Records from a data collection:
__________________________________________________
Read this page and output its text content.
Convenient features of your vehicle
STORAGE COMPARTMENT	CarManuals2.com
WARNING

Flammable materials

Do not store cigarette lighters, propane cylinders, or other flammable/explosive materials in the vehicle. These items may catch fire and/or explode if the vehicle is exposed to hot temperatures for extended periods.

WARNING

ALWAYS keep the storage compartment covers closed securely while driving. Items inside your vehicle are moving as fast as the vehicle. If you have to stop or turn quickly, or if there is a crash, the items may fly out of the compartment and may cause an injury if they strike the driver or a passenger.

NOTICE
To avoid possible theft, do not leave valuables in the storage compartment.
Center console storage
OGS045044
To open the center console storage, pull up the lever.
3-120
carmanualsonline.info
__________________________________________________
### GIVEN TASK
Pull every line containing "materials" out of the records.

### RESPONSE TO THE TASK
Flammable materials
Do not store cigarette lighters, propane cylinders, or other flammable/explosive materials in the vehicle. These items may catch fire and/or explode if the vehicle is exposed to hot temperatures for extended periods.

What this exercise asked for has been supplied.